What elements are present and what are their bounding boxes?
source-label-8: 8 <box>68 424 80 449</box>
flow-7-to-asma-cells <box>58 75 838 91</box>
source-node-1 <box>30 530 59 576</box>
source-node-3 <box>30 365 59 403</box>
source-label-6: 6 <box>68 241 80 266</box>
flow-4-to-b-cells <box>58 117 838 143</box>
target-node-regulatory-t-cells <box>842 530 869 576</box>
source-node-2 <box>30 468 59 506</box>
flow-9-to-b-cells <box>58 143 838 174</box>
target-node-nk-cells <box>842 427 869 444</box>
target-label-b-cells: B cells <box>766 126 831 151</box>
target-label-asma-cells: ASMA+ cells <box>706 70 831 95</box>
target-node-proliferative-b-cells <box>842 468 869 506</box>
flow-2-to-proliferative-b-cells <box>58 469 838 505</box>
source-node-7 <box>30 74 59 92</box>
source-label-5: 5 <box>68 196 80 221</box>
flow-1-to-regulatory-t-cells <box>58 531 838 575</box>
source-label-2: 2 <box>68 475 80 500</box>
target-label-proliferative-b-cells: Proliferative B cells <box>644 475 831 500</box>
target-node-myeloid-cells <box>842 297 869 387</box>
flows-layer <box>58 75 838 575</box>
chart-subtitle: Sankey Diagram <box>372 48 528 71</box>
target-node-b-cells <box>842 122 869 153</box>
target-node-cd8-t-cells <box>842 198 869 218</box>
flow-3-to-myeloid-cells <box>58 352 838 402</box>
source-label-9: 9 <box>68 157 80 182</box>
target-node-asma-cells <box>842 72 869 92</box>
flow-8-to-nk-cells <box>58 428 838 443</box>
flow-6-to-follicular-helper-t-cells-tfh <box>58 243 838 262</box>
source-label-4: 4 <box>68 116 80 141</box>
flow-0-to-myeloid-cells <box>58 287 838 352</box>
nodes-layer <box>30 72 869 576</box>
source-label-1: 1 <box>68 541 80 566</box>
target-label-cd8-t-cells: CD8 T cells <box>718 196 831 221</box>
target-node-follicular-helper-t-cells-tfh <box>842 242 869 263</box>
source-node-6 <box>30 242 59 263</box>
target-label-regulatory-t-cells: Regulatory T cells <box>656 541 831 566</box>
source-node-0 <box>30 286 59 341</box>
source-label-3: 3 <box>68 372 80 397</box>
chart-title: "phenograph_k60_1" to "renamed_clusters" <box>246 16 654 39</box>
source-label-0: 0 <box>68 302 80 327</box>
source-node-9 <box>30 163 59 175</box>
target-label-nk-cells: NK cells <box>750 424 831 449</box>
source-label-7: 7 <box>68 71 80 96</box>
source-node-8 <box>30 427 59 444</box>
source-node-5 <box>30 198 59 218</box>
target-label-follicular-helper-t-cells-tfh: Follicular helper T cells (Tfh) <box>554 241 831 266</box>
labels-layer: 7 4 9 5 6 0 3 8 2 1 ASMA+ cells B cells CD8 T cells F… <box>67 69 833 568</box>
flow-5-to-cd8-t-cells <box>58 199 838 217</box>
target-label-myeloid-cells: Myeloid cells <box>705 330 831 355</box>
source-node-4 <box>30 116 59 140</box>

━━━━━━

### PROBLEM DESCRIPTION
Reproduce the entries above in full, precisely as written.

### COMPLETED TASK
What elements are present and what are their bounding boxes?
source-label-8: 8 <box>68 424 80 449</box>
flow-7-to-asma-cells <box>58 75 838 91</box>
source-node-1 <box>30 530 59 576</box>
source-node-3 <box>30 365 59 403</box>
source-label-6: 6 <box>68 241 80 266</box>
flow-4-to-b-cells <box>58 117 838 143</box>
target-node-regulatory-t-cells <box>842 530 869 576</box>
source-node-2 <box>30 468 59 506</box>
flow-9-to-b-cells <box>58 143 838 174</box>
target-node-nk-cells <box>842 427 869 444</box>
target-label-b-cells: B cells <box>766 126 831 151</box>
target-label-asma-cells: ASMA+ cells <box>706 70 831 95</box>
target-node-proliferative-b-cells <box>842 468 869 506</box>
flow-2-to-proliferative-b-cells <box>58 469 838 505</box>
source-node-7 <box>30 74 59 92</box>
source-label-5: 5 <box>68 196 80 221</box>
flow-1-to-regulatory-t-cells <box>58 531 838 575</box>
source-label-2: 2 <box>68 475 80 500</box>
target-label-proliferative-b-cells: Proliferative B cells <box>644 475 831 500</box>
target-node-myeloid-cells <box>842 297 869 387</box>
flows-layer <box>58 75 838 575</box>
chart-subtitle: Sankey Diagram <box>372 48 528 71</box>
target-node-b-cells <box>842 122 869 153</box>
target-node-cd8-t-cells <box>842 198 869 218</box>
flow-3-to-myeloid-cells <box>58 352 838 402</box>
source-label-9: 9 <box>68 157 80 182</box>
target-node-asma-cells <box>842 72 869 92</box>
flow-8-to-nk-cells <box>58 428 838 443</box>
flow-6-to-follicular-helper-t-cells-tfh <box>58 243 838 262</box>
source-label-4: 4 <box>68 116 80 141</box>
flow-0-to-myeloid-cells <box>58 287 838 352</box>
nodes-layer <box>30 72 869 576</box>
source-label-1: 1 <box>68 541 80 566</box>
target-label-cd8-t-cells: CD8 T cells <box>718 196 831 221</box>
target-node-follicular-helper-t-cells-tfh <box>842 242 869 263</box>
source-node-6 <box>30 242 59 263</box>
target-label-regulatory-t-cells: Regulatory T cells <box>656 541 831 566</box>
source-node-0 <box>30 286 59 341</box>
source-label-3: 3 <box>68 372 80 397</box>
chart-title: "phenograph_k60_1" to "renamed_clusters" <box>246 16 654 39</box>
source-label-0: 0 <box>68 302 80 327</box>
source-node-9 <box>30 163 59 175</box>
target-label-nk-cells: NK cells <box>750 424 831 449</box>
source-label-7: 7 <box>68 71 80 96</box>
source-node-8 <box>30 427 59 444</box>
source-node-5 <box>30 198 59 218</box>
target-label-follicular-helper-t-cells-tfh: Follicular helper T cells (Tfh) <box>554 241 831 266</box>
labels-layer: 7 4 9 5 6 0 3 8 2 1 ASMA+ cells B cells CD8 T cells F… <box>67 69 833 568</box>
flow-5-to-cd8-t-cells <box>58 199 838 217</box>
target-label-myeloid-cells: Myeloid cells <box>705 330 831 355</box>
source-node-4 <box>30 116 59 140</box>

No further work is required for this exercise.